— START —

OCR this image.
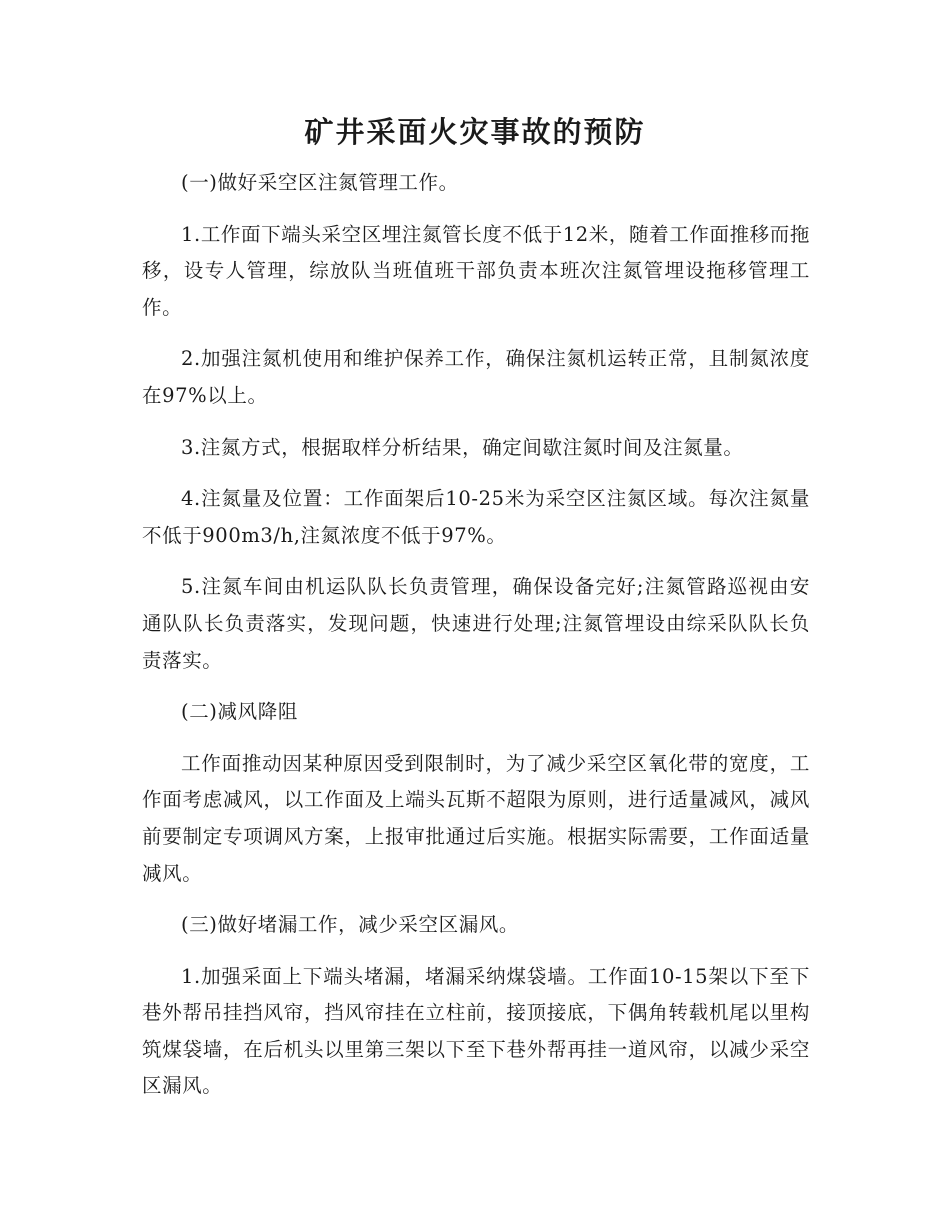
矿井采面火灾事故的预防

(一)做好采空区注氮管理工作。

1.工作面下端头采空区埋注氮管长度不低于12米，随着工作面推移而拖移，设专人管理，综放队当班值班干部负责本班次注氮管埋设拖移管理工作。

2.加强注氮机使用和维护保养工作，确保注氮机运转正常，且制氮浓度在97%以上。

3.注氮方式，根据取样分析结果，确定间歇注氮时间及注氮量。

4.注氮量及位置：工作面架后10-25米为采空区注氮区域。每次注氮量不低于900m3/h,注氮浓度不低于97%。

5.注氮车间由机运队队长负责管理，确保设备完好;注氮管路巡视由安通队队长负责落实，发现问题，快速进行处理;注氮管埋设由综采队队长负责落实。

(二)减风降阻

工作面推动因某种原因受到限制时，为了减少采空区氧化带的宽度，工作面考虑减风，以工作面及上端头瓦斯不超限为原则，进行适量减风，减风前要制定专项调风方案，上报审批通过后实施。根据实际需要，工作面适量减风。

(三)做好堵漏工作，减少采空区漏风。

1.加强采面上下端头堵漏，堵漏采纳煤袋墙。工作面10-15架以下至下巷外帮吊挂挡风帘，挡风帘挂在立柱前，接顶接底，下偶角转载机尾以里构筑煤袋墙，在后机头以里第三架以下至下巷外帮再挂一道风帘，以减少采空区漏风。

— END —
— START —

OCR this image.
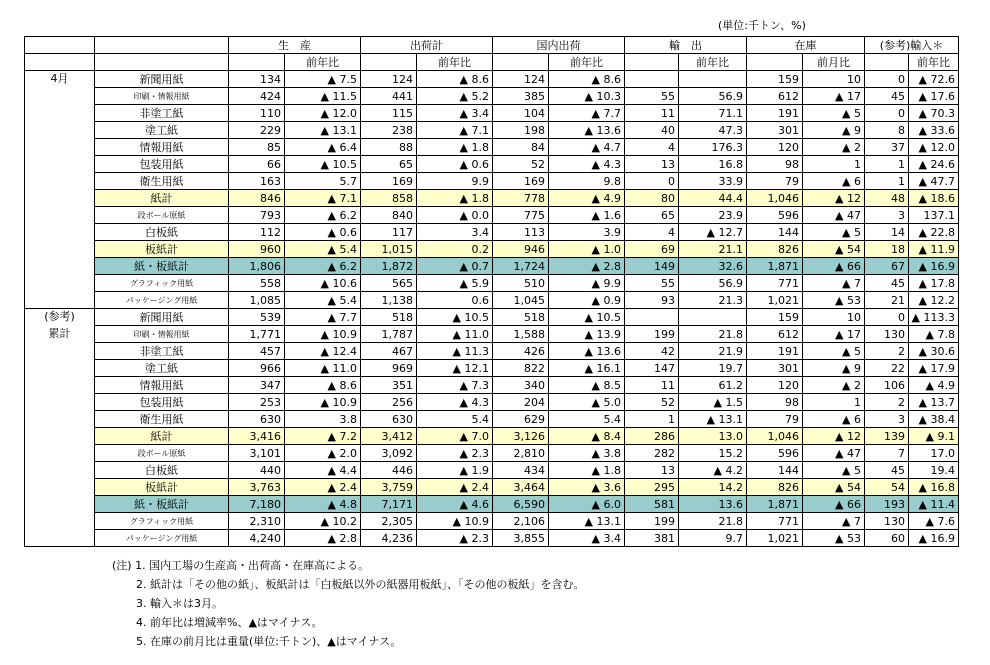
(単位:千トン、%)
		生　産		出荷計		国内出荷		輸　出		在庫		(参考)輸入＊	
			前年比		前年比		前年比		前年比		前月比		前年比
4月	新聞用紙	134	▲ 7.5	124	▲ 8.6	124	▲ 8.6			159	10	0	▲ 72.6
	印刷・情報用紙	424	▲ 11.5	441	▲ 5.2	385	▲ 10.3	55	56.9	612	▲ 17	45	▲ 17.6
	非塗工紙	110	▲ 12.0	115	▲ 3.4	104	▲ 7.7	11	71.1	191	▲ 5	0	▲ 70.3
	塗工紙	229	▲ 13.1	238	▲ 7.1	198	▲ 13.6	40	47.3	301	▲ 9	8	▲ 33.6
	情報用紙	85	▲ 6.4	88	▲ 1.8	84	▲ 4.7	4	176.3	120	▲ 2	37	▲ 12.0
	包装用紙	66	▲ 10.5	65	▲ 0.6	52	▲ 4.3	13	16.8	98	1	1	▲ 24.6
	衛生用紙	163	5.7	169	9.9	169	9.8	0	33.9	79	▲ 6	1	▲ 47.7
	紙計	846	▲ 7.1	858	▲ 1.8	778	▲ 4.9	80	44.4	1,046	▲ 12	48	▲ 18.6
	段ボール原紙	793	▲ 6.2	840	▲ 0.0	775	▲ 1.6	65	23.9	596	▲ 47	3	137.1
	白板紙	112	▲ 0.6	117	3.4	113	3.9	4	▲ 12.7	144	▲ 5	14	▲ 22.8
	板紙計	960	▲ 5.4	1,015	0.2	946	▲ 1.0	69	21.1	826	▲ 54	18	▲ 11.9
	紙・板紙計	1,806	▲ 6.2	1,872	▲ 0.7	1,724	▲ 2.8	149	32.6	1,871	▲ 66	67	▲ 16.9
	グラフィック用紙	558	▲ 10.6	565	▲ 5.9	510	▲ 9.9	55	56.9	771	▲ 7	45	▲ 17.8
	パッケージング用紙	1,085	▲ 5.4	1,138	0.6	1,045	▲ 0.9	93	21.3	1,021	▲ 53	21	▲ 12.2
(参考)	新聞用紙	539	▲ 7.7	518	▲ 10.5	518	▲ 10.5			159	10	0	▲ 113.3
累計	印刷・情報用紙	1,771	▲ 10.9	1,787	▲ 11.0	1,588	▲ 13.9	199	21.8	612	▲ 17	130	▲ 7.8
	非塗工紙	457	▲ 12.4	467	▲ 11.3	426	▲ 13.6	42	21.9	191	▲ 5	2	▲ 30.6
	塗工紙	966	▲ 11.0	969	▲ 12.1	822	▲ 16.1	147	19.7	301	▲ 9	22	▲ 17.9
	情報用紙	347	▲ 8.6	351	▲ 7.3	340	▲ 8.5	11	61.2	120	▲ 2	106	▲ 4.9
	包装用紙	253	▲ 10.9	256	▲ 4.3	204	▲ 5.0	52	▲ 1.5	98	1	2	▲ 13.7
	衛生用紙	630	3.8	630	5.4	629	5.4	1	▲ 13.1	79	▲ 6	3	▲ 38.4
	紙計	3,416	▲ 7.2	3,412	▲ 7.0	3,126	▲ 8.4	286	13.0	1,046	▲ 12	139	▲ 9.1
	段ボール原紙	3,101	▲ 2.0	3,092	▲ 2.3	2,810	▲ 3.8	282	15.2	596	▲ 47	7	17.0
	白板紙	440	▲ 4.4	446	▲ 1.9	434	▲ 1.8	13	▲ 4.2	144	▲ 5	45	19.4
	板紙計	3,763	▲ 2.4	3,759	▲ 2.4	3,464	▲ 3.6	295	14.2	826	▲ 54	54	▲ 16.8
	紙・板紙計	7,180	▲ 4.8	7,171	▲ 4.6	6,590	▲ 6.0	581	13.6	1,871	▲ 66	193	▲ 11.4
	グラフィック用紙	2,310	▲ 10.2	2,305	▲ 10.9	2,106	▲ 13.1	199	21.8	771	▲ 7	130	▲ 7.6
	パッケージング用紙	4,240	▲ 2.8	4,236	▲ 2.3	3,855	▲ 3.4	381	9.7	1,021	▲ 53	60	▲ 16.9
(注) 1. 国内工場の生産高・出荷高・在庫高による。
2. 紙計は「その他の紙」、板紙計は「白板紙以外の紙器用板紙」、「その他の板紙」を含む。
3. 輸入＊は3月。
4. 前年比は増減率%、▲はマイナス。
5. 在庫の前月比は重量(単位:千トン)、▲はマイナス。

— END —

→ Prompt: Look through the data above. Each line containing the word "新聞用紙" needs to be copied.

→ Response:
4月	新聞用紙	134	▲ 7.5	124	▲ 8.6	124	▲ 8.6			159	10	0	▲ 72.6
(参考)	新聞用紙	539	▲ 7.7	518	▲ 10.5	518	▲ 10.5			159	10	0	▲ 113.3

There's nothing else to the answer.